Listed entries →
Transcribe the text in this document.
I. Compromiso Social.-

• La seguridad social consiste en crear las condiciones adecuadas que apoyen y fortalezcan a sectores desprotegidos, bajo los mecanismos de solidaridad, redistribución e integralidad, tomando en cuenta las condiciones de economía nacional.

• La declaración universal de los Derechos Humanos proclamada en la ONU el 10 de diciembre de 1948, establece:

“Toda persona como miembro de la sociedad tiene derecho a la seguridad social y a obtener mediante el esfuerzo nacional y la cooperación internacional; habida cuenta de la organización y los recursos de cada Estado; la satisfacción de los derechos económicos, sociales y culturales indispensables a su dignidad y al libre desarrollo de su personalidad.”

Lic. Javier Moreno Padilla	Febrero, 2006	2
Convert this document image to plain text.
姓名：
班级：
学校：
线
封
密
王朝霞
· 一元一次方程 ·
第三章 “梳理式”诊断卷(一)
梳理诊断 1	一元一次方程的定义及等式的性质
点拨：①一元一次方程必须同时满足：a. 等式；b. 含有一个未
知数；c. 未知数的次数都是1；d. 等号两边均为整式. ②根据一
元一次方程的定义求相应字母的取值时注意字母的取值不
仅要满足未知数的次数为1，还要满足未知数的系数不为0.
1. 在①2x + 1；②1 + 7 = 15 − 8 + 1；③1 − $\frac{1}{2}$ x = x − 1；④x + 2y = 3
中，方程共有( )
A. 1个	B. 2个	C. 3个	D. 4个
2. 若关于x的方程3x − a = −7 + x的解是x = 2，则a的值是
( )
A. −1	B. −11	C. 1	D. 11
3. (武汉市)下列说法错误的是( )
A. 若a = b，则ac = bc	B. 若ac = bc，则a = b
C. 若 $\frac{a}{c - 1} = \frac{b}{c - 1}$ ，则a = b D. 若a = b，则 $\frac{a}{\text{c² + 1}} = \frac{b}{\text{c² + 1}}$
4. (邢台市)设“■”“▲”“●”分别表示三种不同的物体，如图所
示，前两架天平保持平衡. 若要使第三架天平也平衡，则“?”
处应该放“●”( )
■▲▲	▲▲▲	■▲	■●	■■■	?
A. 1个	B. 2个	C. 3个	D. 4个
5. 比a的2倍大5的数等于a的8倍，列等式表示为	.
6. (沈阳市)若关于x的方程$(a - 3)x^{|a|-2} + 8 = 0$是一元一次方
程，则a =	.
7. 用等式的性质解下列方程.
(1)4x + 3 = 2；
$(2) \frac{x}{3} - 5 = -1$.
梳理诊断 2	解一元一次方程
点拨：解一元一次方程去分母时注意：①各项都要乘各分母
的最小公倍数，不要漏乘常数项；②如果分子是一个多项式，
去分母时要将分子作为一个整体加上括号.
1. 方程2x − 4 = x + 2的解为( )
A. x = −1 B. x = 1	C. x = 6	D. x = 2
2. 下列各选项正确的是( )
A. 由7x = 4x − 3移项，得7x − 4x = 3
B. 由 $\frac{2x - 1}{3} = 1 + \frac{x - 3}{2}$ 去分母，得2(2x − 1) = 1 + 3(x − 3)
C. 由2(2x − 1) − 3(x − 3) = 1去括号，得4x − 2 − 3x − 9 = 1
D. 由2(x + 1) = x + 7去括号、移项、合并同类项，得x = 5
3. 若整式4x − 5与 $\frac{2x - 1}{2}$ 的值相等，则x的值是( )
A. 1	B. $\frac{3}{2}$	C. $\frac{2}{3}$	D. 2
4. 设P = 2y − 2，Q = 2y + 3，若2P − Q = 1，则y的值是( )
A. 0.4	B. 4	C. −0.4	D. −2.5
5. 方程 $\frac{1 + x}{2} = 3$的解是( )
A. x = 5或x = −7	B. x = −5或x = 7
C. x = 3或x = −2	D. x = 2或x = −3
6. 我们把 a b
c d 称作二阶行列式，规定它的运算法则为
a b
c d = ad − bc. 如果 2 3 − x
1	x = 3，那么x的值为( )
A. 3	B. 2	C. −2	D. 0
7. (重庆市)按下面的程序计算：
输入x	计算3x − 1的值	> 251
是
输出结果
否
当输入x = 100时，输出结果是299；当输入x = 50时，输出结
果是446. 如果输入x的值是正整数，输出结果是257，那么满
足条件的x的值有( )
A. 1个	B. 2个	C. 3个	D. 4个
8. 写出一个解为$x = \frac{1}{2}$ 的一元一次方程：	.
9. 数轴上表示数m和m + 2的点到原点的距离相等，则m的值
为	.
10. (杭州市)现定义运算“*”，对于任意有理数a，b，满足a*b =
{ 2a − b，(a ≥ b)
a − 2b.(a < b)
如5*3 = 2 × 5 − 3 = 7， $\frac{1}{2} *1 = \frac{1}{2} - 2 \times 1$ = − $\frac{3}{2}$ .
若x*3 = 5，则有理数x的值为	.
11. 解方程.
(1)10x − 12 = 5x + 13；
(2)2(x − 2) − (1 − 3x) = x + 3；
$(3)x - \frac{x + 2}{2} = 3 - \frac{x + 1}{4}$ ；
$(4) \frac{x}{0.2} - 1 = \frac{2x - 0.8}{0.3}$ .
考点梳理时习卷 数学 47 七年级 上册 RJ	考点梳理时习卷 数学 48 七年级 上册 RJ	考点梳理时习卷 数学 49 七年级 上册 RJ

Direction →
Repeat the data exactly. Leave nothing out.

Completed exercise →
Transcribe the text in this document.
I. Compromiso Social.-

• La seguridad social consiste en crear las condiciones adecuadas que apoyen y fortalezcan a sectores desprotegidos, bajo los mecanismos de solidaridad, redistribución e integralidad, tomando en cuenta las condiciones de economía nacional.

• La declaración universal de los Derechos Humanos proclamada en la ONU el 10 de diciembre de 1948, establece:

“Toda persona como miembro de la sociedad tiene derecho a la seguridad social y a obtener mediante el esfuerzo nacional y la cooperación internacional; habida cuenta de la organización y los recursos de cada Estado; la satisfacción de los derechos económicos, sociales y culturales indispensables a su dignidad y al libre desarrollo de su personalidad.”

Lic. Javier Moreno Padilla	Febrero, 2006	2
Convert this document image to plain text.
姓名：
班级：
学校：
线
封
密
王朝霞
· 一元一次方程 ·
第三章 “梳理式”诊断卷(一)
梳理诊断 1	一元一次方程的定义及等式的性质
点拨：①一元一次方程必须同时满足：a. 等式；b. 含有一个未
知数；c. 未知数的次数都是1；d. 等号两边均为整式. ②根据一
元一次方程的定义求相应字母的取值时注意字母的取值不
仅要满足未知数的次数为1，还要满足未知数的系数不为0.
1. 在①2x + 1；②1 + 7 = 15 − 8 + 1；③1 − $\frac{1}{2}$ x = x − 1；④x + 2y = 3
中，方程共有( )
A. 1个	B. 2个	C. 3个	D. 4个
2. 若关于x的方程3x − a = −7 + x的解是x = 2，则a的值是
( )
A. −1	B. −11	C. 1	D. 11
3. (武汉市)下列说法错误的是( )
A. 若a = b，则ac = bc	B. 若ac = bc，则a = b
C. 若 $\frac{a}{c - 1} = \frac{b}{c - 1}$ ，则a = b D. 若a = b，则 $\frac{a}{\text{c² + 1}} = \frac{b}{\text{c² + 1}}$
4. (邢台市)设“■”“▲”“●”分别表示三种不同的物体，如图所
示，前两架天平保持平衡. 若要使第三架天平也平衡，则“?”
处应该放“●”( )
■▲▲	▲▲▲	■▲	■●	■■■	?
A. 1个	B. 2个	C. 3个	D. 4个
5. 比a的2倍大5的数等于a的8倍，列等式表示为	.
6. (沈阳市)若关于x的方程$(a - 3)x^{|a|-2} + 8 = 0$是一元一次方
程，则a =	.
7. 用等式的性质解下列方程.
(1)4x + 3 = 2；
$(2) \frac{x}{3} - 5 = -1$.
梳理诊断 2	解一元一次方程
点拨：解一元一次方程去分母时注意：①各项都要乘各分母
的最小公倍数，不要漏乘常数项；②如果分子是一个多项式，
去分母时要将分子作为一个整体加上括号.
1. 方程2x − 4 = x + 2的解为( )
A. x = −1 B. x = 1	C. x = 6	D. x = 2
2. 下列各选项正确的是( )
A. 由7x = 4x − 3移项，得7x − 4x = 3
B. 由 $\frac{2x - 1}{3} = 1 + \frac{x - 3}{2}$ 去分母，得2(2x − 1) = 1 + 3(x − 3)
C. 由2(2x − 1) − 3(x − 3) = 1去括号，得4x − 2 − 3x − 9 = 1
D. 由2(x + 1) = x + 7去括号、移项、合并同类项，得x = 5
3. 若整式4x − 5与 $\frac{2x - 1}{2}$ 的值相等，则x的值是( )
A. 1	B. $\frac{3}{2}$	C. $\frac{2}{3}$	D. 2
4. 设P = 2y − 2，Q = 2y + 3，若2P − Q = 1，则y的值是( )
A. 0.4	B. 4	C. −0.4	D. −2.5
5. 方程 $\frac{1 + x}{2} = 3$的解是( )
A. x = 5或x = −7	B. x = −5或x = 7
C. x = 3或x = −2	D. x = 2或x = −3
6. 我们把 a b
c d 称作二阶行列式，规定它的运算法则为
a b
c d = ad − bc. 如果 2 3 − x
1	x = 3，那么x的值为( )
A. 3	B. 2	C. −2	D. 0
7. (重庆市)按下面的程序计算：
输入x	计算3x − 1的值	> 251
是
输出结果
否
当输入x = 100时，输出结果是299；当输入x = 50时，输出结
果是446. 如果输入x的值是正整数，输出结果是257，那么满
足条件的x的值有( )
A. 1个	B. 2个	C. 3个	D. 4个
8. 写出一个解为$x = \frac{1}{2}$ 的一元一次方程：	.
9. 数轴上表示数m和m + 2的点到原点的距离相等，则m的值
为	.
10. (杭州市)现定义运算“*”，对于任意有理数a，b，满足a*b =
{ 2a − b，(a ≥ b)
a − 2b.(a < b)
如5*3 = 2 × 5 − 3 = 7， $\frac{1}{2} *1 = \frac{1}{2} - 2 \times 1$ = − $\frac{3}{2}$ .
若x*3 = 5，则有理数x的值为	.
11. 解方程.
(1)10x − 12 = 5x + 13；
(2)2(x − 2) − (1 − 3x) = x + 3；
$(3)x - \frac{x + 2}{2} = 3 - \frac{x + 1}{4}$ ；
$(4) \frac{x}{0.2} - 1 = \frac{2x - 0.8}{0.3}$ .
考点梳理时习卷 数学 47 七年级 上册 RJ	考点梳理时习卷 数学 48 七年级 上册 RJ	考点梳理时习卷 数学 49 七年级 上册 RJ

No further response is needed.